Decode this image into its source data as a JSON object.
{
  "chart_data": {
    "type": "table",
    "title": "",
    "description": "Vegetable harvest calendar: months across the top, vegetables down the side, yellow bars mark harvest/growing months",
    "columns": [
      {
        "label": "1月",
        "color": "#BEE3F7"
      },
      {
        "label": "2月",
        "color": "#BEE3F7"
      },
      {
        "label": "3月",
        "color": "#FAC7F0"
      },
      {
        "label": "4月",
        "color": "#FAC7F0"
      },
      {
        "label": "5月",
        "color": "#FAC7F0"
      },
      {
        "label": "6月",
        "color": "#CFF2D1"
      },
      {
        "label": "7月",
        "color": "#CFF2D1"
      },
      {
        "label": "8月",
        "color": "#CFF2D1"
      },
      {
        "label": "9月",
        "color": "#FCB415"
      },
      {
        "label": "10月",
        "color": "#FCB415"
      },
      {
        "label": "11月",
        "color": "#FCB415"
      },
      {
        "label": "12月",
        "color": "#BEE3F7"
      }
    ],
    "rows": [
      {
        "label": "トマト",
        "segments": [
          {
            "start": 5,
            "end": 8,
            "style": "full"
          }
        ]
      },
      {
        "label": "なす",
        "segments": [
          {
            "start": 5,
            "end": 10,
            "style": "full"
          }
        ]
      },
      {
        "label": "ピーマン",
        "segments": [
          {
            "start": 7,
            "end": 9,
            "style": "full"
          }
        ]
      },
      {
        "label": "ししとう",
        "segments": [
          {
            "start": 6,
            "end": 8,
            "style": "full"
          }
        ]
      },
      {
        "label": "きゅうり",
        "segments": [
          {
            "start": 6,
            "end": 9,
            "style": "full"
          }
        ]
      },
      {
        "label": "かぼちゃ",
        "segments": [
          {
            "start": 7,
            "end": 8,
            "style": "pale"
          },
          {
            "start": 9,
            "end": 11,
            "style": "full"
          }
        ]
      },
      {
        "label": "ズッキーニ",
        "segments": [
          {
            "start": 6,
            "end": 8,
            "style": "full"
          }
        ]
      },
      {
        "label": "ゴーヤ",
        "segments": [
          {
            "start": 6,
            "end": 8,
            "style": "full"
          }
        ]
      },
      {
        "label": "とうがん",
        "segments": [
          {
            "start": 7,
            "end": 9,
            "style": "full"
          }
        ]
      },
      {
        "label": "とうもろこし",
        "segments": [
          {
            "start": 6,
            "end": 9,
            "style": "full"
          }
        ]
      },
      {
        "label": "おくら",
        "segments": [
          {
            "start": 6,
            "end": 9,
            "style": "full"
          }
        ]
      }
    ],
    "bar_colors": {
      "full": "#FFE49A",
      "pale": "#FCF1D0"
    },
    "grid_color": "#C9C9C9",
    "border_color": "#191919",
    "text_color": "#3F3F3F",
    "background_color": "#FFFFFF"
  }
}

§ Exercise: All of the entries must be quoted exactly; please include each one.

§ Response for this exercise:
Decode this image into its source data as a JSON object.
{
  "chart_data": {
    "type": "table",
    "title": "",
    "description": "Vegetable harvest calendar: months across the top, vegetables down the side, yellow bars mark harvest/growing months",
    "columns": [
      {
        "label": "1月",
        "color": "#BEE3F7"
      },
      {
        "label": "2月",
        "color": "#BEE3F7"
      },
      {
        "label": "3月",
        "color": "#FAC7F0"
      },
      {
        "label": "4月",
        "color": "#FAC7F0"
      },
      {
        "label": "5月",
        "color": "#FAC7F0"
      },
      {
        "label": "6月",
        "color": "#CFF2D1"
      },
      {
        "label": "7月",
        "color": "#CFF2D1"
      },
      {
        "label": "8月",
        "color": "#CFF2D1"
      },
      {
        "label": "9月",
        "color": "#FCB415"
      },
      {
        "label": "10月",
        "color": "#FCB415"
      },
      {
        "label": "11月",
        "color": "#FCB415"
      },
      {
        "label": "12月",
        "color": "#BEE3F7"
      }
    ],
    "rows": [
      {
        "label": "トマト",
        "segments": [
          {
            "start": 5,
            "end": 8,
            "style": "full"
          }
        ]
      },
      {
        "label": "なす",
        "segments": [
          {
            "start": 5,
            "end": 10,
            "style": "full"
          }
        ]
      },
      {
        "label": "ピーマン",
        "segments": [
          {
            "start": 7,
            "end": 9,
            "style": "full"
          }
        ]
      },
      {
        "label": "ししとう",
        "segments": [
          {
            "start": 6,
            "end": 8,
            "style": "full"
          }
        ]
      },
      {
        "label": "きゅうり",
        "segments": [
          {
            "start": 6,
            "end": 9,
            "style": "full"
          }
        ]
      },
      {
        "label": "かぼちゃ",
        "segments": [
          {
            "start": 7,
            "end": 8,
            "style": "pale"
          },
          {
            "start": 9,
            "end": 11,
            "style": "full"
          }
        ]
      },
      {
        "label": "ズッキーニ",
        "segments": [
          {
            "start": 6,
            "end": 8,
            "style": "full"
          }
        ]
      },
      {
        "label": "ゴーヤ",
        "segments": [
          {
            "start": 6,
            "end": 8,
            "style": "full"
          }
        ]
      },
      {
        "label": "とうがん",
        "segments": [
          {
            "start": 7,
            "end": 9,
            "style": "full"
          }
        ]
      },
      {
        "label": "とうもろこし",
        "segments": [
          {
            "start": 6,
            "end": 9,
            "style": "full"
          }
        ]
      },
      {
        "label": "おくら",
        "segments": [
          {
            "start": 6,
            "end": 9,
            "style": "full"
          }
        ]
      }
    ],
    "bar_colors": {
      "full": "#FFE49A",
      "pale": "#FCF1D0"
    },
    "grid_color": "#C9C9C9",
    "border_color": "#191919",
    "text_color": "#3F3F3F",
    "background_color": "#FFFFFF"
  }
}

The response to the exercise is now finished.